Written problem 1:
Show each line from the rows below that contains the word "engraved".

Provided passage:
■ ■ ■

[ajax0604]

For this equilibrium system, 2HI  H₂ + I₂ ΔH = -ve, I would like to sketch a rate vs time graph for both the forward and reverse reaction rates if the temperature was decreased. Would it look like this? (I have attached a picture)
I understand that the rate of both forward and reverse reactions will decrease if temperature decreased but would it result in a sudden drop in the rates as I have drawn on my graph or would it be more gradual? Also, would the rate of the reverse reaction drop more initially? Thank you.

[mjc123]

I understand that the rate of both forward and reverse reactions will decrease if temperature decreased but would it result in a sudden drop in the rates as I have drawn on my graph or would it be more gradual?

Depends how sudden the temperature change is; how quickly thermal equilibrium is established at the new temperature.

Also, would the rate of the reverse reaction drop more initially?

Which reaction has the higher activation energy; forward or reverse?
Which rate constant is more sensitive to temperature change, the one with higher or lower activation energy?

[ajax0604]

The question doesn't specify how sudden the temperature change is. if the temperature change is sudden, can I assume that the rates would drop sharply as I have shown on my sketch?

■ ■ ■

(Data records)

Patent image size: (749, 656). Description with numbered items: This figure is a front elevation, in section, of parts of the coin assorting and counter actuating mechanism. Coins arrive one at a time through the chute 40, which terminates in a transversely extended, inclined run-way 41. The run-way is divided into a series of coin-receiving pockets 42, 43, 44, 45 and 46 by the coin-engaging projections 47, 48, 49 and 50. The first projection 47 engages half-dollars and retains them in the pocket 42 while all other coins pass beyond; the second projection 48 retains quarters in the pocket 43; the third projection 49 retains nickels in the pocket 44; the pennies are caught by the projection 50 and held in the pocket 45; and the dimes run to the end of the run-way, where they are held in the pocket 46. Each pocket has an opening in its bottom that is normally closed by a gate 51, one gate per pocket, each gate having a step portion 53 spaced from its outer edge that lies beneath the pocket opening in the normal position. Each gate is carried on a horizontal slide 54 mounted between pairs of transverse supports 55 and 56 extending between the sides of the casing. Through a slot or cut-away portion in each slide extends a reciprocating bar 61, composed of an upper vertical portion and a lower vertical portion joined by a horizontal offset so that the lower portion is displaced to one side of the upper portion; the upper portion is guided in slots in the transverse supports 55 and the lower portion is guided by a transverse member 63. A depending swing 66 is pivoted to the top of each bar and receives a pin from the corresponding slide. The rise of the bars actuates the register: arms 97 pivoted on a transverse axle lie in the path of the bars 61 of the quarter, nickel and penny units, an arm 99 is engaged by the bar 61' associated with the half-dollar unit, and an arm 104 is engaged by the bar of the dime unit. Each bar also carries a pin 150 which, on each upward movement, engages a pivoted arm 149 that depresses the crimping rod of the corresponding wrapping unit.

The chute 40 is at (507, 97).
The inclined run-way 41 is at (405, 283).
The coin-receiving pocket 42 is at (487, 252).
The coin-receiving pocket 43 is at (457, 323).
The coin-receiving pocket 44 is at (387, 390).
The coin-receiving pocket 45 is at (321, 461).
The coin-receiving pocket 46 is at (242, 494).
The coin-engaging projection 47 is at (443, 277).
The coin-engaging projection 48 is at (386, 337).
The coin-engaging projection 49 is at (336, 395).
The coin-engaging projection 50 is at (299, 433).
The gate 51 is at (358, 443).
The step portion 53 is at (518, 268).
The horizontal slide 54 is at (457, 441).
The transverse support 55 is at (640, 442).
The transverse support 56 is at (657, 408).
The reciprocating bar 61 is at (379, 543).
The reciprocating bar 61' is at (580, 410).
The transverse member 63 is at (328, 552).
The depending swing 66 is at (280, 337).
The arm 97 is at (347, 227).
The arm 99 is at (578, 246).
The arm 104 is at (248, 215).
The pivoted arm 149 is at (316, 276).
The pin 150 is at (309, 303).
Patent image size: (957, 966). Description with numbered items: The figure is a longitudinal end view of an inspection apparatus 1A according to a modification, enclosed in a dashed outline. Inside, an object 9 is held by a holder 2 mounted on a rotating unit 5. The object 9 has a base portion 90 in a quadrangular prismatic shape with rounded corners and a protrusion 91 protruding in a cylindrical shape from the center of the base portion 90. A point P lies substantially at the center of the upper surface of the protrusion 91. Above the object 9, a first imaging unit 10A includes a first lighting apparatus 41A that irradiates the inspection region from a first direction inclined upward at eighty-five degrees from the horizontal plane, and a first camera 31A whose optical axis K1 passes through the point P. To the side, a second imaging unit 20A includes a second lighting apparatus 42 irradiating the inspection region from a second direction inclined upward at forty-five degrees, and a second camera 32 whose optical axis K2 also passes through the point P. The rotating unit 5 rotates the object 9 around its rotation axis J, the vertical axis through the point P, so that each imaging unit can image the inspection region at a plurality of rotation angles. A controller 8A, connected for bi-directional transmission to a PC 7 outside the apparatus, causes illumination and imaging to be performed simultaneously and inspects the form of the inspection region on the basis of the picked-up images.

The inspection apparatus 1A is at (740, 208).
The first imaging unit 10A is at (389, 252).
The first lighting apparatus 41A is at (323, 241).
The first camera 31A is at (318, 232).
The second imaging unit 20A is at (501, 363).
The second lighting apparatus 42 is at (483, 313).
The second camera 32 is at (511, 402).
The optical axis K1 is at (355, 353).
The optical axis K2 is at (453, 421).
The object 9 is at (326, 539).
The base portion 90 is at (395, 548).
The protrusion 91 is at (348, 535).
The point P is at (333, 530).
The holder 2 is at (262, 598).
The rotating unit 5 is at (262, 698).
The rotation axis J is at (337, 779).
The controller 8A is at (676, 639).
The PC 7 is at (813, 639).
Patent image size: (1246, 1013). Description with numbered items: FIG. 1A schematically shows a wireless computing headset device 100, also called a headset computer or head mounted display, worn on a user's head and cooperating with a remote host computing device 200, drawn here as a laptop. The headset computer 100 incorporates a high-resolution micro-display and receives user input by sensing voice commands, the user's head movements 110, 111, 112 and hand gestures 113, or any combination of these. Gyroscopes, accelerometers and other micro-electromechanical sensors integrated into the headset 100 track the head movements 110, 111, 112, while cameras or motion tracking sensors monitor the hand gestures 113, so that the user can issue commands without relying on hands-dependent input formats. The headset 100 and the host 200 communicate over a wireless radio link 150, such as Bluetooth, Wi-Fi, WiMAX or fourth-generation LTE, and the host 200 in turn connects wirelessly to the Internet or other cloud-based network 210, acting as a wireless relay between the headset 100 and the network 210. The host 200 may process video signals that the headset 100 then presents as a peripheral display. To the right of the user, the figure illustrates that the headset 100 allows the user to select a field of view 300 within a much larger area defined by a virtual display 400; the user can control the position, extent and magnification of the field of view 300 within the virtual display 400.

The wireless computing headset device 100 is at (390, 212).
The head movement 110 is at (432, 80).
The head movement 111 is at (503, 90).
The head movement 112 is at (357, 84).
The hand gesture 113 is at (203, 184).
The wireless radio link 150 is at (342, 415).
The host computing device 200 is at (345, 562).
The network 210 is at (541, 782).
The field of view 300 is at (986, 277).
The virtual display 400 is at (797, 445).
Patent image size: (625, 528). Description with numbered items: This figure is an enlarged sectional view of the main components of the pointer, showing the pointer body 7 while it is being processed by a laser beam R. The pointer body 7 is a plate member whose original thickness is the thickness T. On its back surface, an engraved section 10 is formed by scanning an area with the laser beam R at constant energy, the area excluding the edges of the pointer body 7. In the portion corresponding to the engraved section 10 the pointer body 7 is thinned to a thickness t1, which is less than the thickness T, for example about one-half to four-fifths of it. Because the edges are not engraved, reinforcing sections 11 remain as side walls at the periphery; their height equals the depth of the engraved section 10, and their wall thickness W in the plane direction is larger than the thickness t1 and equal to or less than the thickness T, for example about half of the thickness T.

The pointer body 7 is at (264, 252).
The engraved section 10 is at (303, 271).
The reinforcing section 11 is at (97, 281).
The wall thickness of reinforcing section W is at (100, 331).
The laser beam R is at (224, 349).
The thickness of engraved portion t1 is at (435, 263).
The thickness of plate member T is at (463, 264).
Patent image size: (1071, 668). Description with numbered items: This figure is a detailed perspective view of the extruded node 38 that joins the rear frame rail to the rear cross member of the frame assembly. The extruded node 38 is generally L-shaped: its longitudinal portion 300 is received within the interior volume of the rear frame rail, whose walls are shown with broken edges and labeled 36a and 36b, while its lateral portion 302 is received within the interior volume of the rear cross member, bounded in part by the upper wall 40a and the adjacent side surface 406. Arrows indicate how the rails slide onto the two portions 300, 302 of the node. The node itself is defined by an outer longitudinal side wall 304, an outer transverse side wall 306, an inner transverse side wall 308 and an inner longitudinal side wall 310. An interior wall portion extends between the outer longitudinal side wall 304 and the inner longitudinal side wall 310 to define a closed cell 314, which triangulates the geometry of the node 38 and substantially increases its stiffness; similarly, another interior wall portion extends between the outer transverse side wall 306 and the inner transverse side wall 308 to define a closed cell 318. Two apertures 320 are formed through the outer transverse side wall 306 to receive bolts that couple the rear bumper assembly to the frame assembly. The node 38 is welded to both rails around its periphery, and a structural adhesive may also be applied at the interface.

■ ■ ■

Written problem 2:
Carry on the forum thread about the rate-versus-time graph for the HI equilibrium, starting after its last post.

Right answer 1:
Patent image size: (625, 528). Description with numbered items: This figure is an enlarged sectional view of the main components of the pointer, showing the pointer body 7 while it is being processed by a laser beam R. The pointer body 7 is a plate member whose original thickness is the thickness T. On its back surface, an engraved section 10 is formed by scanning an area with the laser beam R at constant energy, the area excluding the edges of the pointer body 7. In the portion corresponding to the engraved section 10 the pointer body 7 is thinned to a thickness t1, which is less than the thickness T, for example about one-half to four-fifths of it. Because the edges are not engraved, reinforcing sections 11 remain as side walls at the periphery; their height equals the depth of the engraved section 10, and their wall thickness W in the plane direction is larger than the thickness t1 and equal to or less than the thickness T, for example about half of the thickness T.
The engraved section 10 is at (303, 271).
The thickness of engraved portion t1 is at (435, 263).

Right answer 2:
Since it's an exothermic reaction, the reverse reaction would have higher activation energy. I think the reverse reaction will be more sensitive to temperature changes. So the reaction rate for the reverse reaction will drop more than the forward reaction rate initially.
Is the second part of my graph correct where the rate of the reverse reaction catches up to the forward one?

[mjc123]

Yes, the reverse reaction rate will initially be slower, so the equilibrium will shift to the right. As the concentrations change, the forward reaction will become slower and the reverse reaction faster, until the new equilibrium situation is reached.

[ajax0604]

Thank you. Sorry I have one more question. If the temperature was lowered gradually, would the graph look something like this?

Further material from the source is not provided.